======== EXERCISE INPUT

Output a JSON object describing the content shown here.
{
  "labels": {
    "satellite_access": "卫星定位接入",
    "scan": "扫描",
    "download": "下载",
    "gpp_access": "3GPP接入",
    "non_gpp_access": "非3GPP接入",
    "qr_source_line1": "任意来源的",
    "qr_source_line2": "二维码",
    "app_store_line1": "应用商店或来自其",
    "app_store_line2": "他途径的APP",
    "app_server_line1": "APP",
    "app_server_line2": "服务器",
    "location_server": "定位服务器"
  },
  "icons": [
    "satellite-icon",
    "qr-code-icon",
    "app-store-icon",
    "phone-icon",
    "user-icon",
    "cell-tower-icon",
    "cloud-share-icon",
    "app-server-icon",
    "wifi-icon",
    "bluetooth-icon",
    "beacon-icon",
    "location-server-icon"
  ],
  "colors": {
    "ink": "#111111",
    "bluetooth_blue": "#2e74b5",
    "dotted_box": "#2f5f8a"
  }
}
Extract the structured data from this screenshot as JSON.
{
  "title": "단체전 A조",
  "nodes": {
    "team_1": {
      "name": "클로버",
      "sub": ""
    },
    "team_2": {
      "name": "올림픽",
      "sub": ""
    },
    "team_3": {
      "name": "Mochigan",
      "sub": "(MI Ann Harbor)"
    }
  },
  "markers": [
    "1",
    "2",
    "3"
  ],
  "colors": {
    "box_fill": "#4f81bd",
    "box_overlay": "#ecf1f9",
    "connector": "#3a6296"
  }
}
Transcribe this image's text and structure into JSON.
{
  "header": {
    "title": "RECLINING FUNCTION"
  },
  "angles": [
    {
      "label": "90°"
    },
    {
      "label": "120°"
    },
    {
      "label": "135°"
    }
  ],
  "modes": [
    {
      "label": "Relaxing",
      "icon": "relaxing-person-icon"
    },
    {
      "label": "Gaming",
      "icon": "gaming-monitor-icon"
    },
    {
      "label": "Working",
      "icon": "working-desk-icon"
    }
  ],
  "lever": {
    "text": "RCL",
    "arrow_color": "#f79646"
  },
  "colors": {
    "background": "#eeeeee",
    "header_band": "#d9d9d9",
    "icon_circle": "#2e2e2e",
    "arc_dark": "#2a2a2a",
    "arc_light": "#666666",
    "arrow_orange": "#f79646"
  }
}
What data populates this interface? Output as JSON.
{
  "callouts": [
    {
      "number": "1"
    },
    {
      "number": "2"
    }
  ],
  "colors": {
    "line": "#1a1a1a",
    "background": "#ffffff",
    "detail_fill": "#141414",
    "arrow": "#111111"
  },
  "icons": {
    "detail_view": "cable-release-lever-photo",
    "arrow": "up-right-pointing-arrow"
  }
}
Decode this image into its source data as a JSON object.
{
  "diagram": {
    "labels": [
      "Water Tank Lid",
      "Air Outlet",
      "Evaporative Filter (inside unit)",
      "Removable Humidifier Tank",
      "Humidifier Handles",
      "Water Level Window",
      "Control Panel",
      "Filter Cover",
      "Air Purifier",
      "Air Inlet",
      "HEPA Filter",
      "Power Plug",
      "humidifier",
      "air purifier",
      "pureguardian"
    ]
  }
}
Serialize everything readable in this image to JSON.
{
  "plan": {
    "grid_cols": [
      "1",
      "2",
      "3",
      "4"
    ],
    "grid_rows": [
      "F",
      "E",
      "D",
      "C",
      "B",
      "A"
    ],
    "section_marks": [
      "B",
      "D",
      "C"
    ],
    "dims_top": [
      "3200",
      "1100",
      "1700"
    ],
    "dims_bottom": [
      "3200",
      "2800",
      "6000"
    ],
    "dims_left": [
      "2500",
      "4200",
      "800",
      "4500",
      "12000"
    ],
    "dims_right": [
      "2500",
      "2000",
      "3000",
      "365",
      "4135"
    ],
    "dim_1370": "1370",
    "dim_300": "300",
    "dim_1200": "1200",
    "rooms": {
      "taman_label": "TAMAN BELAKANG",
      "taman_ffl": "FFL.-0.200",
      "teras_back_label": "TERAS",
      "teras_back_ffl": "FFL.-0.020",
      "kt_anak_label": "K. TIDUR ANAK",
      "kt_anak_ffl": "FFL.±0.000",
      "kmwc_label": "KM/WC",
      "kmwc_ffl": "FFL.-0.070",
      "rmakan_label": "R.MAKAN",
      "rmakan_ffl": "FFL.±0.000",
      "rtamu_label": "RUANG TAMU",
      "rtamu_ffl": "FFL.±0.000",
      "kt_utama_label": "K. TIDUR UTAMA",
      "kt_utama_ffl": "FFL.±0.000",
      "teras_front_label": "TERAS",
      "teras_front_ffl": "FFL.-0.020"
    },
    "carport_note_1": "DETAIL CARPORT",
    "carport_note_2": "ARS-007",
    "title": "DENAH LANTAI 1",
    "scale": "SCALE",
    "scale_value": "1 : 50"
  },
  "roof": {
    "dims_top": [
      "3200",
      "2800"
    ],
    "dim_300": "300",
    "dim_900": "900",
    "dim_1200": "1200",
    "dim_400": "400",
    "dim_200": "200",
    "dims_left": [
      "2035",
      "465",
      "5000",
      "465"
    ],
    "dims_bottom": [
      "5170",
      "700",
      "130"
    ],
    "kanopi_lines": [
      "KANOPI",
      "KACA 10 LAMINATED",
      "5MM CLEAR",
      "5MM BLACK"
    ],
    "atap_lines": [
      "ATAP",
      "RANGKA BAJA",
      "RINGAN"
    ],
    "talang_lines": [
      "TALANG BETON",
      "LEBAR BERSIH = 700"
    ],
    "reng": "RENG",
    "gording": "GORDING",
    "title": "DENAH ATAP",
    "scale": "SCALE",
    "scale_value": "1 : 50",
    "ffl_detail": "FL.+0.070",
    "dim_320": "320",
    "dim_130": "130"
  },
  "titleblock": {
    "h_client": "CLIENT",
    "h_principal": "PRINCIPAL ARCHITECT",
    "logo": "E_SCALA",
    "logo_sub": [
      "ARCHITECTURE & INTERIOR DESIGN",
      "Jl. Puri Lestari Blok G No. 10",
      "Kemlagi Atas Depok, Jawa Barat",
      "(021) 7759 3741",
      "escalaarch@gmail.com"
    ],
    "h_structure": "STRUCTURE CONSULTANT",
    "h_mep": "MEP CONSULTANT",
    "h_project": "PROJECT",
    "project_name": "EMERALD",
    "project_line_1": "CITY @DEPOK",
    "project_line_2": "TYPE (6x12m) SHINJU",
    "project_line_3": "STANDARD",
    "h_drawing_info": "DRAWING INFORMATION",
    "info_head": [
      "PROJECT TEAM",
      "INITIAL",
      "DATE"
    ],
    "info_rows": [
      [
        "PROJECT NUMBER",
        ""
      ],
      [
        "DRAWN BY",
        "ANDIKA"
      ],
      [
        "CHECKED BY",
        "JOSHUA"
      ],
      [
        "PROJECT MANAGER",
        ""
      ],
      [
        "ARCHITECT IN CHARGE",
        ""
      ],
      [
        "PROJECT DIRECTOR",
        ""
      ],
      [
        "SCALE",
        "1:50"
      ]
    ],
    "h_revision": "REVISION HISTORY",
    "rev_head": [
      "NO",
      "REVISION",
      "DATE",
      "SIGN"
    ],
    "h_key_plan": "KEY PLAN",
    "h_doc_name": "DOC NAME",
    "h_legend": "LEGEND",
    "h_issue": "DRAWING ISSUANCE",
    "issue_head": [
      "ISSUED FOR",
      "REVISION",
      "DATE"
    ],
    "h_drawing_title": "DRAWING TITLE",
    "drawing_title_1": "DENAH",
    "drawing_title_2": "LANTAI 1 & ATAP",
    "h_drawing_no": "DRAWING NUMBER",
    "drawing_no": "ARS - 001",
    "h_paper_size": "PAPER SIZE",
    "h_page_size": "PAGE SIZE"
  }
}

================

### GOAL OF THE EXERCISE
Write out the full set of records exactly as given.

### REPLY TO THE EXERCISE
Output a JSON object describing the content shown here.
{
  "labels": {
    "satellite_access": "卫星定位接入",
    "scan": "扫描",
    "download": "下载",
    "gpp_access": "3GPP接入",
    "non_gpp_access": "非3GPP接入",
    "qr_source_line1": "任意来源的",
    "qr_source_line2": "二维码",
    "app_store_line1": "应用商店或来自其",
    "app_store_line2": "他途径的APP",
    "app_server_line1": "APP",
    "app_server_line2": "服务器",
    "location_server": "定位服务器"
  },
  "icons": [
    "satellite-icon",
    "qr-code-icon",
    "app-store-icon",
    "phone-icon",
    "user-icon",
    "cell-tower-icon",
    "cloud-share-icon",
    "app-server-icon",
    "wifi-icon",
    "bluetooth-icon",
    "beacon-icon",
    "location-server-icon"
  ],
  "colors": {
    "ink": "#111111",
    "bluetooth_blue": "#2e74b5",
    "dotted_box": "#2f5f8a"
  }
}
Extract the structured data from this screenshot as JSON.
{
  "title": "단체전 A조",
  "nodes": {
    "team_1": {
      "name": "클로버",
      "sub": ""
    },
    "team_2": {
      "name": "올림픽",
      "sub": ""
    },
    "team_3": {
      "name": "Mochigan",
      "sub": "(MI Ann Harbor)"
    }
  },
  "markers": [
    "1",
    "2",
    "3"
  ],
  "colors": {
    "box_fill": "#4f81bd",
    "box_overlay": "#ecf1f9",
    "connector": "#3a6296"
  }
}
Transcribe this image's text and structure into JSON.
{
  "header": {
    "title": "RECLINING FUNCTION"
  },
  "angles": [
    {
      "label": "90°"
    },
    {
      "label": "120°"
    },
    {
      "label": "135°"
    }
  ],
  "modes": [
    {
      "label": "Relaxing",
      "icon": "relaxing-person-icon"
    },
    {
      "label": "Gaming",
      "icon": "gaming-monitor-icon"
    },
    {
      "label": "Working",
      "icon": "working-desk-icon"
    }
  ],
  "lever": {
    "text": "RCL",
    "arrow_color": "#f79646"
  },
  "colors": {
    "background": "#eeeeee",
    "header_band": "#d9d9d9",
    "icon_circle": "#2e2e2e",
    "arc_dark": "#2a2a2a",
    "arc_light": "#666666",
    "arrow_orange": "#f79646"
  }
}
What data populates this interface? Output as JSON.
{
  "callouts": [
    {
      "number": "1"
    },
    {
      "number": "2"
    }
  ],
  "colors": {
    "line": "#1a1a1a",
    "background": "#ffffff",
    "detail_fill": "#141414",
    "arrow": "#111111"
  },
  "icons": {
    "detail_view": "cable-release-lever-photo",
    "arrow": "up-right-pointing-arrow"
  }
}
Decode this image into its source data as a JSON object.
{
  "diagram": {
    "labels": [
      "Water Tank Lid",
      "Air Outlet",
      "Evaporative Filter (inside unit)",
      "Removable Humidifier Tank",
      "Humidifier Handles",
      "Water Level Window",
      "Control Panel",
      "Filter Cover",
      "Air Purifier",
      "Air Inlet",
      "HEPA Filter",
      "Power Plug",
      "humidifier",
      "air purifier",
      "pureguardian"
    ]
  }
}
Serialize everything readable in this image to JSON.
{
  "plan": {
    "grid_cols": [
      "1",
      "2",
      "3",
      "4"
    ],
    "grid_rows": [
      "F",
      "E",
      "D",
      "C",
      "B",
      "A"
    ],
    "section_marks": [
      "B",
      "D",
      "C"
    ],
    "dims_top": [
      "3200",
      "1100",
      "1700"
    ],
    "dims_bottom": [
      "3200",
      "2800",
      "6000"
    ],
    "dims_left": [
      "2500",
      "4200",
      "800",
      "4500",
      "12000"
    ],
    "dims_right": [
      "2500",
      "2000",
      "3000",
      "365",
      "4135"
    ],
    "dim_1370": "1370",
    "dim_300": "300",
    "dim_1200": "1200",
    "rooms": {
      "taman_label": "TAMAN BELAKANG",
      "taman_ffl": "FFL.-0.200",
      "teras_back_label": "TERAS",
      "teras_back_ffl": "FFL.-0.020",
      "kt_anak_label": "K. TIDUR ANAK",
      "kt_anak_ffl": "FFL.±0.000",
      "kmwc_label": "KM/WC",
      "kmwc_ffl": "FFL.-0.070",
      "rmakan_label": "R.MAKAN",
      "rmakan_ffl": "FFL.±0.000",
      "rtamu_label": "RUANG TAMU",
      "rtamu_ffl": "FFL.±0.000",
      "kt_utama_label": "K. TIDUR UTAMA",
      "kt_utama_ffl": "FFL.±0.000",
      "teras_front_label": "TERAS",
      "teras_front_ffl": "FFL.-0.020"
    },
    "carport_note_1": "DETAIL CARPORT",
    "carport_note_2": "ARS-007",
    "title": "DENAH LANTAI 1",
    "scale": "SCALE",
    "scale_value": "1 : 50"
  },
  "roof": {
    "dims_top": [
      "3200",
      "2800"
    ],
    "dim_300": "300",
    "dim_900": "900",
    "dim_1200": "1200",
    "dim_400": "400",
    "dim_200": "200",
    "dims_left": [
      "2035",
      "465",
      "5000",
      "465"
    ],
    "dims_bottom": [
      "5170",
      "700",
      "130"
    ],
    "kanopi_lines": [
      "KANOPI",
      "KACA 10 LAMINATED",
      "5MM CLEAR",
      "5MM BLACK"
    ],
    "atap_lines": [
      "ATAP",
      "RANGKA BAJA",
      "RINGAN"
    ],
    "talang_lines": [
      "TALANG BETON",
      "LEBAR BERSIH = 700"
    ],
    "reng": "RENG",
    "gording": "GORDING",
    "title": "DENAH ATAP",
    "scale": "SCALE",
    "scale_value": "1 : 50",
    "ffl_detail": "FL.+0.070",
    "dim_320": "320",
    "dim_130": "130"
  },
  "titleblock": {
    "h_client": "CLIENT",
    "h_principal": "PRINCIPAL ARCHITECT",
    "logo": "E_SCALA",
    "logo_sub": [
      "ARCHITECTURE & INTERIOR DESIGN",
      "Jl. Puri Lestari Blok G No. 10",
      "Kemlagi Atas Depok, Jawa Barat",
      "(021) 7759 3741",
      "escalaarch@gmail.com"
    ],
    "h_structure": "STRUCTURE CONSULTANT",
    "h_mep": "MEP CONSULTANT",
    "h_project": "PROJECT",
    "project_name": "EMERALD",
    "project_line_1": "CITY @DEPOK",
    "project_line_2": "TYPE (6x12m) SHINJU",
    "project_line_3": "STANDARD",
    "h_drawing_info": "DRAWING INFORMATION",
    "info_head": [
      "PROJECT TEAM",
      "INITIAL",
      "DATE"
    ],
    "info_rows": [
      [
        "PROJECT NUMBER",
        ""
      ],
      [
        "DRAWN BY",
        "ANDIKA"
      ],
      [
        "CHECKED BY",
        "JOSHUA"
      ],
      [
        "PROJECT MANAGER",
        ""
      ],
      [
        "ARCHITECT IN CHARGE",
        ""
      ],
      [
        "PROJECT DIRECTOR",
        ""
      ],
      [
        "SCALE",
        "1:50"
      ]
    ],
    "h_revision": "REVISION HISTORY",
    "rev_head": [
      "NO",
      "REVISION",
      "DATE",
      "SIGN"
    ],
    "h_key_plan": "KEY PLAN",
    "h_doc_name": "DOC NAME",
    "h_legend": "LEGEND",
    "h_issue": "DRAWING ISSUANCE",
    "issue_head": [
      "ISSUED FOR",
      "REVISION",
      "DATE"
    ],
    "h_drawing_title": "DRAWING TITLE",
    "drawing_title_1": "DENAH",
    "drawing_title_2": "LANTAI 1 & ATAP",
    "h_drawing_no": "DRAWING NUMBER",
    "drawing_no": "ARS - 001",
    "h_paper_size": "PAPER SIZE",
    "h_page_size": "PAGE SIZE"
  }
}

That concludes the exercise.